[Items from a collection]
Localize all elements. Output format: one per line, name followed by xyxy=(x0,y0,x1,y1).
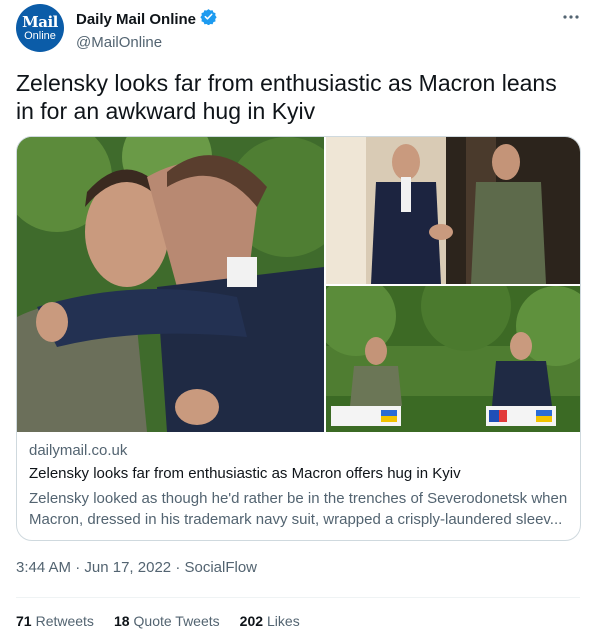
likes-stat[interactable]: 202 Likes xyxy=(240,613,300,629)
retweets-count: 71 xyxy=(16,613,32,629)
verified-badge-icon xyxy=(200,8,217,30)
divider xyxy=(16,597,580,598)
card-media[interactable] xyxy=(17,137,580,432)
meta-separator: · xyxy=(75,559,81,576)
author-display-name[interactable]: Daily Mail Online xyxy=(76,11,196,28)
tweet-source[interactable]: SocialFlow xyxy=(184,559,257,576)
tweet-time[interactable]: 3:44 AM xyxy=(16,559,71,576)
photo-handshake[interactable] xyxy=(326,137,580,284)
avatar[interactable]: Mail Online xyxy=(16,4,64,52)
retweets-stat[interactable]: 71 Retweets xyxy=(16,613,94,629)
quote-tweets-count: 18 xyxy=(113,613,130,629)
likes-count: 202 xyxy=(239,613,264,629)
photo-hug[interactable] xyxy=(17,137,324,432)
tweet-meta: 3:44 AM · Jun 17, 2022 · SocialFlow xyxy=(16,559,257,576)
meta-separator: · xyxy=(175,559,181,576)
avatar-text-line1: Mail xyxy=(22,12,58,31)
avatar-text-line2: Online xyxy=(24,29,56,42)
tweet-date[interactable]: Jun 17, 2022 xyxy=(84,559,171,576)
link-card[interactable]: dailymail.co.uk Zelensky looks far from … xyxy=(16,136,581,541)
engagement-stats: 71 Retweets 18 Quote Tweets 202 Likes xyxy=(16,613,300,629)
card-domain: dailymail.co.uk xyxy=(29,442,128,459)
quote-tweets-stat[interactable]: 18 Quote Tweets xyxy=(114,613,220,629)
card-description: Zelensky looked as though he'd rather be… xyxy=(29,490,568,528)
card-body: dailymail.co.uk Zelensky looks far from … xyxy=(29,442,569,530)
likes-label: Likes xyxy=(267,613,300,629)
photo-press-conference[interactable] xyxy=(326,286,580,432)
card-title: Zelensky looks far from enthusiastic as … xyxy=(29,465,461,482)
quote-tweets-label: Quote Tweets xyxy=(133,613,220,629)
retweets-label: Retweets xyxy=(35,613,94,629)
author-handle[interactable]: @MailOnline xyxy=(76,34,217,51)
tweet-text: Zelensky looks far from enthusiastic as … xyxy=(16,70,557,124)
more-horizontal-icon[interactable] xyxy=(562,8,580,31)
author-block: Daily Mail Online @MailOnline xyxy=(76,8,217,51)
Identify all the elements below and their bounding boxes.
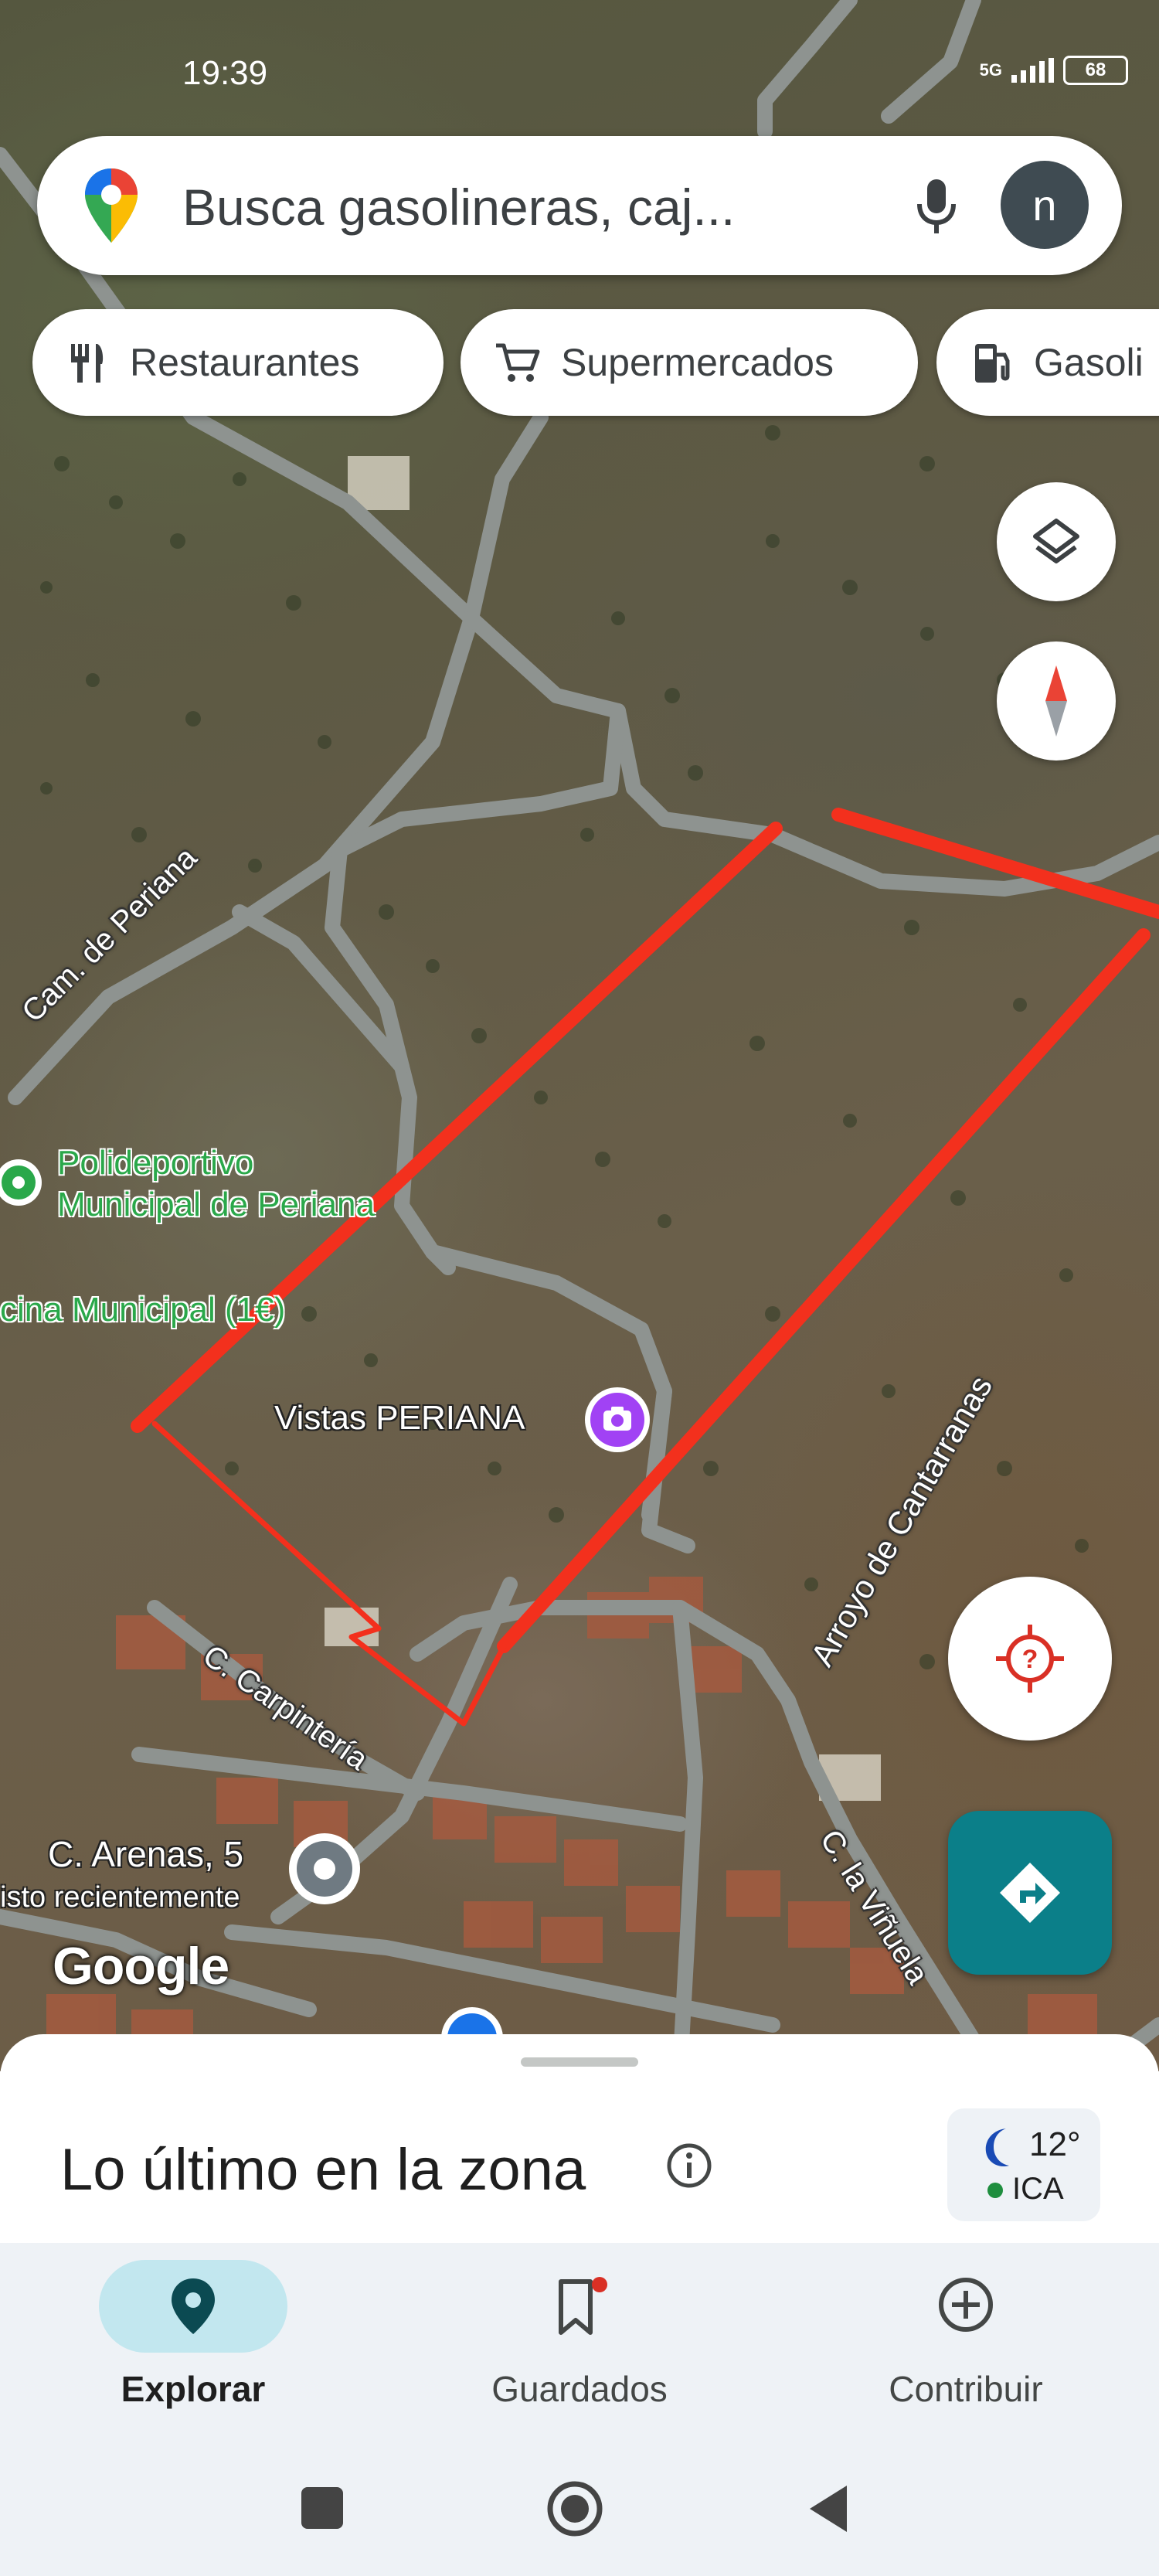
address-subtitle: isto recientemente — [0, 1881, 240, 1914]
layers-icon — [1033, 519, 1079, 563]
nav-contribuir[interactable]: Contribuir — [773, 2243, 1159, 2444]
chip-gasolineras-label: Gasoli — [1034, 341, 1144, 384]
battery-icon: 68 — [1063, 56, 1128, 85]
signal-bars-icon — [1011, 58, 1054, 83]
nav-explorar-label: Explorar — [121, 2369, 266, 2409]
battery-level: 68 — [1085, 60, 1106, 80]
status-icons: 5G 68 — [980, 56, 1128, 85]
network-type: 5G — [979, 60, 1002, 80]
compass-icon — [1045, 665, 1067, 737]
info-icon[interactable] — [664, 2141, 714, 2190]
chip-restaurantes[interactable]: Restaurantes — [32, 309, 444, 416]
bookmark-icon — [559, 2277, 607, 2335]
nav-guardados[interactable]: Guardados — [386, 2243, 773, 2444]
add-circle-icon — [939, 2278, 993, 2332]
weather-aqi-label: ICA — [1012, 2172, 1064, 2206]
address-title[interactable]: C. Arenas, 5 — [48, 1833, 243, 1875]
google-logo: Google — [53, 1937, 229, 1996]
nav-explorar[interactable]: Explorar — [0, 2243, 386, 2444]
sheet-title: Lo último en la zona — [60, 2137, 586, 2203]
sports-poi-pin-icon[interactable] — [0, 1148, 45, 1223]
directions-icon — [1000, 1863, 1060, 1923]
camera-poi-pin-icon[interactable] — [583, 1385, 652, 1455]
explore-pin-icon — [172, 2278, 215, 2334]
cart-icon — [496, 343, 540, 382]
location-unknown-icon: ? — [996, 1625, 1064, 1693]
weather-card[interactable]: 12° ICA — [947, 2108, 1100, 2221]
nav-contribuir-label: Contribuir — [889, 2369, 1043, 2409]
sheet-drag-handle[interactable] — [521, 2057, 638, 2067]
search-bar[interactable]: Busca gasolineras, caj... n — [37, 136, 1122, 275]
poi-piscina-label[interactable]: cina Municipal (1€) — [0, 1289, 285, 1331]
chip-supermercados-label: Supermercados — [561, 341, 834, 384]
google-maps-logo-icon — [85, 168, 138, 243]
system-back-button[interactable] — [807, 2482, 850, 2535]
recent-place-pin-icon[interactable] — [287, 1832, 362, 1906]
status-time: 19:39 — [182, 54, 268, 92]
gas-station-icon — [975, 344, 1010, 383]
svg-text:?: ? — [1022, 1645, 1038, 1674]
microphone-icon[interactable] — [913, 176, 960, 238]
layers-button[interactable] — [997, 482, 1116, 601]
chip-gasolineras[interactable]: Gasoli — [936, 309, 1159, 416]
moon-icon — [985, 2129, 1009, 2167]
system-home-button[interactable] — [546, 2479, 604, 2538]
search-input[interactable]: Busca gasolineras, caj... — [182, 178, 735, 237]
poi-vistas-label[interactable]: Vistas PERIANA — [274, 1397, 525, 1439]
my-location-button[interactable]: ? — [948, 1577, 1112, 1741]
bottom-sheet[interactable]: Lo último en la zona 12° ICA — [0, 2034, 1159, 2243]
directions-button[interactable] — [948, 1811, 1112, 1975]
account-avatar[interactable]: n — [1001, 161, 1089, 249]
poi-polideportivo-label[interactable]: Polideportivo Municipal de Periana — [57, 1142, 375, 1226]
chip-restaurantes-label: Restaurantes — [130, 341, 360, 384]
compass-button[interactable] — [997, 641, 1116, 761]
nav-guardados-label: Guardados — [491, 2369, 668, 2409]
system-recents-button[interactable] — [301, 2487, 343, 2529]
weather-temperature: 12° — [1029, 2125, 1081, 2163]
fork-knife-icon — [71, 344, 104, 383]
aqi-status-dot — [987, 2183, 1003, 2198]
chip-supermercados[interactable]: Supermercados — [461, 309, 918, 416]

## INSTRUCTIONS TO FOLLOW
Convert the item lines starting at the one containing "likes-stat[interactable]: 202 Likes" and ending at the one containing "meta-separator: · xyxy=(75,559,81,576)" into a Markdown table with the columns Row and Item line, leaving out any blank lines.

## FINAL RESULT
| Row | Item line |
|---|---|
| 1 | likes-stat[interactable]: 202 Likes xyxy=(240,613,300,629) |
| 2 | retweets-count: 71 xyxy=(16,613,32,629) |
| 3 | verified-badge-icon xyxy=(200,8,217,30) |
| 4 | divider xyxy=(16,597,580,598) |
| 5 | card-media[interactable] xyxy=(17,137,580,432) |
| 6 | meta-separator: · xyxy=(75,559,81,576) |